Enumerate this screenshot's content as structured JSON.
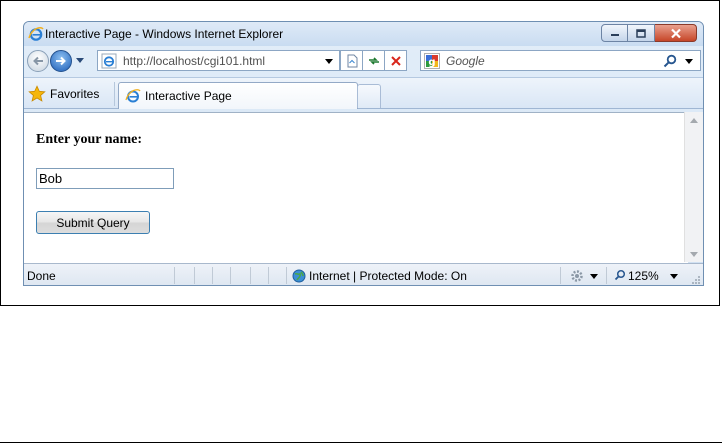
{
  "window": {
    "title": "Interactive Page - Windows Internet Explorer"
  },
  "address_bar": {
    "url": "http://localhost/cgi101.html"
  },
  "search": {
    "placeholder": "Google"
  },
  "favorites": {
    "label": "Favorites"
  },
  "tab": {
    "label": "Interactive Page"
  },
  "page": {
    "prompt": "Enter your name:",
    "name_value": "Bob",
    "submit_label": "Submit Query"
  },
  "status": {
    "text": "Done",
    "zone": "Internet | Protected Mode: On",
    "zoom": "125%"
  },
  "icons": {
    "browser": "ie-logo-icon",
    "back": "back-arrow-icon",
    "forward": "forward-arrow-icon",
    "compat": "compatibility-view-icon",
    "refresh": "refresh-icon",
    "stop": "stop-icon",
    "search": "magnifier-icon",
    "favorites": "star-icon",
    "zone": "globe-icon",
    "addons": "gear-icon",
    "zoom": "zoom-icon"
  },
  "colors": {
    "accent": "#1d5db6",
    "close": "#c64628",
    "stop": "#d9261c",
    "star": "#f5b60b"
  }
}
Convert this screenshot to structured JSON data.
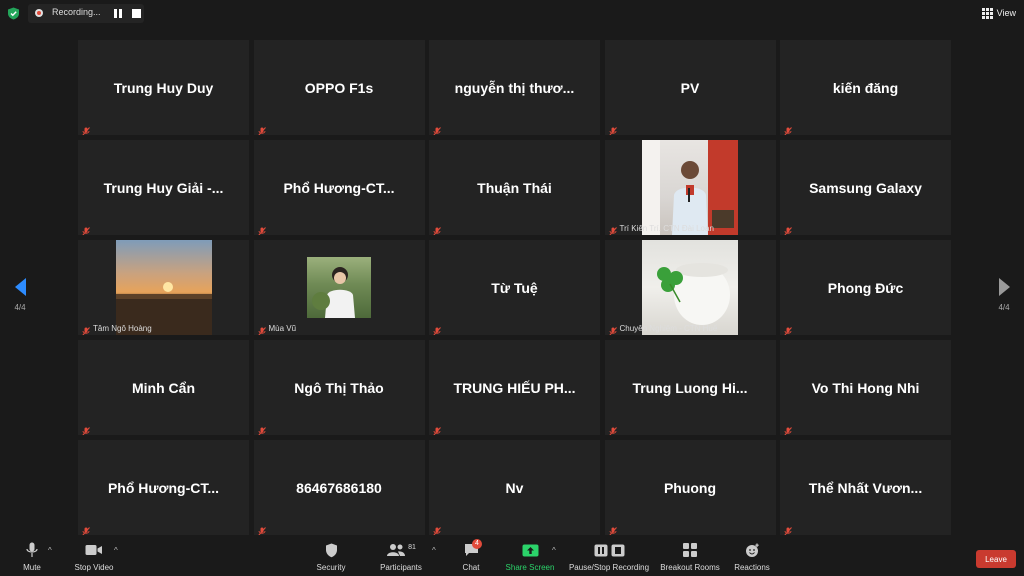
{
  "recording": {
    "label": "Recording..."
  },
  "view_button": {
    "label": "View"
  },
  "pagination": {
    "left_page": "4/4",
    "right_page": "4/4"
  },
  "participants": [
    {
      "name": "Trung Huy Duy",
      "muted": true
    },
    {
      "name": "OPPO F1s",
      "muted": true
    },
    {
      "name": "nguyễn thị thươ...",
      "muted": true
    },
    {
      "name": "PV",
      "muted": true
    },
    {
      "name": "kiến đăng",
      "muted": true
    },
    {
      "name": "Trung Huy Giải -...",
      "muted": true
    },
    {
      "name": "Phổ Hương-CT...",
      "muted": true
    },
    {
      "name": "Thuận Thái",
      "muted": true
    },
    {
      "name": "",
      "label": "Trí Kiên Trí. CTN Đài Loan",
      "video": "speaker-photo",
      "muted": true
    },
    {
      "name": "Samsung Galaxy",
      "muted": true
    },
    {
      "name": "",
      "label": "Tâm Ngô Hoàng",
      "video": "sunset-photo",
      "muted": true
    },
    {
      "name": "",
      "label": "Mùa Vũ",
      "video": "girl-photo",
      "muted": true
    },
    {
      "name": "Từ Tuệ",
      "muted": true
    },
    {
      "name": "",
      "label": "Chuyên Nghiệm - CTN Huế",
      "video": "clover-photo",
      "muted": true
    },
    {
      "name": "Phong Đức",
      "muted": true
    },
    {
      "name": "Minh Cẩn",
      "muted": true
    },
    {
      "name": "Ngô Thị Thảo",
      "muted": true
    },
    {
      "name": "TRUNG HIẾU PH...",
      "muted": true
    },
    {
      "name": "Trung Luong Hi...",
      "muted": true
    },
    {
      "name": "Vo Thi Hong Nhi",
      "muted": true
    },
    {
      "name": "Phổ Hương-CT...",
      "muted": true
    },
    {
      "name": "86467686180",
      "muted": true
    },
    {
      "name": "Nv",
      "muted": true
    },
    {
      "name": "Phuong",
      "muted": true
    },
    {
      "name": "Thể Nhất Vươn...",
      "muted": true
    }
  ],
  "toolbar": {
    "mute": "Mute",
    "stop_video": "Stop Video",
    "security": "Security",
    "participants": "Participants",
    "participants_count": "81",
    "chat": "Chat",
    "chat_badge": "4",
    "share_screen": "Share Screen",
    "pause_stop_recording": "Pause/Stop Recording",
    "breakout_rooms": "Breakout Rooms",
    "reactions": "Reactions",
    "leave": "Leave"
  },
  "colors": {
    "accent": "#2d8cff",
    "share_green": "#2bd36a",
    "leave_red": "#c93a2f",
    "mute_red": "#e24b3b",
    "tile_bg": "#232323"
  }
}
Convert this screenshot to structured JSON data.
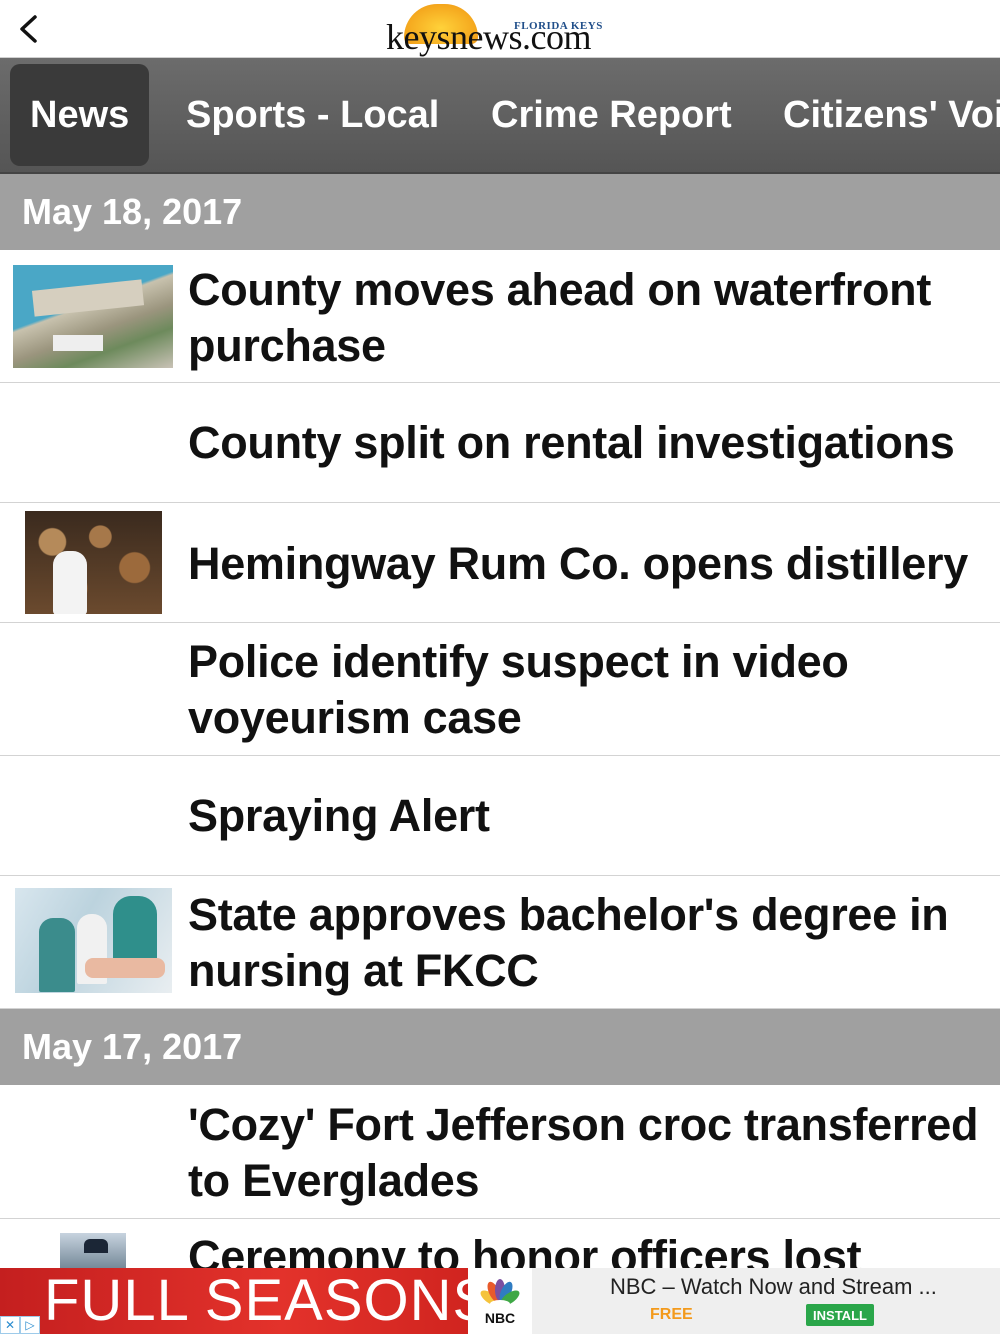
{
  "header": {
    "back_icon": "chevron-left-icon",
    "logo_text": "keysnews.com",
    "logo_tag": "FLORIDA KEYS"
  },
  "tabs": [
    {
      "label": "News",
      "active": true
    },
    {
      "label": "Sports - Local",
      "active": false
    },
    {
      "label": "Crime Report",
      "active": false
    },
    {
      "label": "Citizens' Voi",
      "active": false
    }
  ],
  "sections": [
    {
      "date": "May 18, 2017",
      "articles": [
        {
          "title": "County moves ahead on waterfront purchase",
          "has_thumbnail": true
        },
        {
          "title": "County split on rental investigations",
          "has_thumbnail": false
        },
        {
          "title": "Hemingway Rum Co. opens distillery",
          "has_thumbnail": true
        },
        {
          "title": "Police identify suspect in video voyeurism case",
          "has_thumbnail": false
        },
        {
          "title": "Spraying Alert",
          "has_thumbnail": false
        },
        {
          "title": "State approves bachelor's degree in nursing at FKCC",
          "has_thumbnail": true
        }
      ]
    },
    {
      "date": "May 17, 2017",
      "articles": [
        {
          "title": "'Cozy' Fort Jefferson croc transferred to Everglades",
          "has_thumbnail": false
        },
        {
          "title": "Ceremony to honor officers lost",
          "has_thumbnail": true
        }
      ]
    }
  ],
  "ad": {
    "banner_text": "FULL SEASONS",
    "brand_logo_text": "NBC",
    "app_title": "NBC – Watch Now and Stream ...",
    "price": "FREE",
    "install_label": "INSTALL",
    "colors": {
      "banner": "#e3322b",
      "install": "#2aa64a",
      "free": "#f39a1c"
    }
  },
  "colors": {
    "tab_bar": "#5f5f5f",
    "date_header": "#a0a0a0"
  }
}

Request
Each entry above should be reproduced exactly, with the pictures removed.

Written response
Enumerate this screenshot's content as structured JSON.
{
  "window": {
    "title": "Interactive Page - Windows Internet Explorer"
  },
  "address_bar": {
    "url": "http://localhost/cgi101.html"
  },
  "search": {
    "placeholder": "Google"
  },
  "favorites": {
    "label": "Favorites"
  },
  "tab": {
    "label": "Interactive Page"
  },
  "page": {
    "prompt": "Enter your name:",
    "name_value": "Bob",
    "submit_label": "Submit Query"
  },
  "status": {
    "text": "Done",
    "zone": "Internet | Protected Mode: On",
    "zoom": "125%"
  },
  "icons": {
    "browser": "ie-logo-icon",
    "back": "back-arrow-icon",
    "forward": "forward-arrow-icon",
    "compat": "compatibility-view-icon",
    "refresh": "refresh-icon",
    "stop": "stop-icon",
    "search": "magnifier-icon",
    "favorites": "star-icon",
    "zone": "globe-icon",
    "addons": "gear-icon",
    "zoom": "zoom-icon"
  },
  "colors": {
    "accent": "#1d5db6",
    "close": "#c64628",
    "stop": "#d9261c",
    "star": "#f5b60b"
  }
}
Convert this screenshot to structured JSON data.
{
  "recording": {
    "label": "Recording..."
  },
  "view_button": {
    "label": "View"
  },
  "pagination": {
    "left_page": "4/4",
    "right_page": "4/4"
  },
  "participants": [
    {
      "name": "Trung Huy Duy",
      "muted": true
    },
    {
      "name": "OPPO F1s",
      "muted": true
    },
    {
      "name": "nguyễn thị thươ...",
      "muted": true
    },
    {
      "name": "PV",
      "muted": true
    },
    {
      "name": "kiến đăng",
      "muted": true
    },
    {
      "name": "Trung Huy Giải -...",
      "muted": true
    },
    {
      "name": "Phổ Hương-CT...",
      "muted": true
    },
    {
      "name": "Thuận Thái",
      "muted": true
    },
    {
      "name": "",
      "label": "Trí Kiên Trí. CTN Đài Loan",
      "video": "speaker-photo",
      "muted": true
    },
    {
      "name": "Samsung Galaxy",
      "muted": true
    },
    {
      "name": "",
      "label": "Tâm Ngô Hoàng",
      "video": "sunset-photo",
      "muted": true
    },
    {
      "name": "",
      "label": "Mùa Vũ",
      "video": "girl-photo",
      "muted": true
    },
    {
      "name": "Từ Tuệ",
      "muted": true
    },
    {
      "name": "",
      "label": "Chuyên Nghiệm - CTN Huế",
      "video": "clover-photo",
      "muted": true
    },
    {
      "name": "Phong Đức",
      "muted": true
    },
    {
      "name": "Minh Cẩn",
      "muted": true
    },
    {
      "name": "Ngô Thị Thảo",
      "muted": true
    },
    {
      "name": "TRUNG HIẾU PH...",
      "muted": true
    },
    {
      "name": "Trung Luong Hi...",
      "muted": true
    },
    {
      "name": "Vo Thi Hong Nhi",
      "muted": true
    },
    {
      "name": "Phổ Hương-CT...",
      "muted": true
    },
    {
      "name": "86467686180",
      "muted": true
    },
    {
      "name": "Nv",
      "muted": true
    },
    {
      "name": "Phuong",
      "muted": true
    },
    {
      "name": "Thể Nhất Vươn...",
      "muted": true
    }
  ],
  "toolbar": {
    "mute": "Mute",
    "stop_video": "Stop Video",
    "security": "Security",
    "participants": "Participants",
    "participants_count": "81",
    "chat": "Chat",
    "chat_badge": "4",
    "share_screen": "Share Screen",
    "pause_stop_recording": "Pause/Stop Recording",
    "breakout_rooms": "Breakout Rooms",
    "reactions": "Reactions",
    "leave": "Leave"
  },
  "colors": {
    "accent": "#2d8cff",
    "share_green": "#2bd36a",
    "leave_red": "#c93a2f",
    "mute_red": "#e24b3b",
    "tile_bg": "#232323"
  }
}
Convert this screenshot to structured JSON data.
{
  "header": {
    "back_icon": "chevron-left-icon",
    "logo_text": "keysnews.com",
    "logo_tag": "FLORIDA KEYS"
  },
  "tabs": [
    {
      "label": "News",
      "active": true
    },
    {
      "label": "Sports - Local",
      "active": false
    },
    {
      "label": "Crime Report",
      "active": false
    },
    {
      "label": "Citizens' Voi",
      "active": false
    }
  ],
  "sections": [
    {
      "date": "May 18, 2017",
      "articles": [
        {
          "title": "County moves ahead on waterfront purchase",
          "has_thumbnail": true
        },
        {
          "title": "County split on rental investigations",
          "has_thumbnail": false
        },
        {
          "title": "Hemingway Rum Co. opens distillery",
          "has_thumbnail": true
        },
        {
          "title": "Police identify suspect in video voyeurism case",
          "has_thumbnail": false
        },
        {
          "title": "Spraying Alert",
          "has_thumbnail": false
        },
        {
          "title": "State approves bachelor's degree in nursing at FKCC",
          "has_thumbnail": true
        }
      ]
    },
    {
      "date": "May 17, 2017",
      "articles": [
        {
          "title": "'Cozy' Fort Jefferson croc transferred to Everglades",
          "has_thumbnail": false
        },
        {
          "title": "Ceremony to honor officers lost",
          "has_thumbnail": true
        }
      ]
    }
  ],
  "ad": {
    "banner_text": "FULL SEASONS",
    "brand_logo_text": "NBC",
    "app_title": "NBC – Watch Now and Stream ...",
    "price": "FREE",
    "install_label": "INSTALL",
    "colors": {
      "banner": "#e3322b",
      "install": "#2aa64a",
      "free": "#f39a1c"
    }
  },
  "colors": {
    "tab_bar": "#5f5f5f",
    "date_header": "#a0a0a0"
  }
}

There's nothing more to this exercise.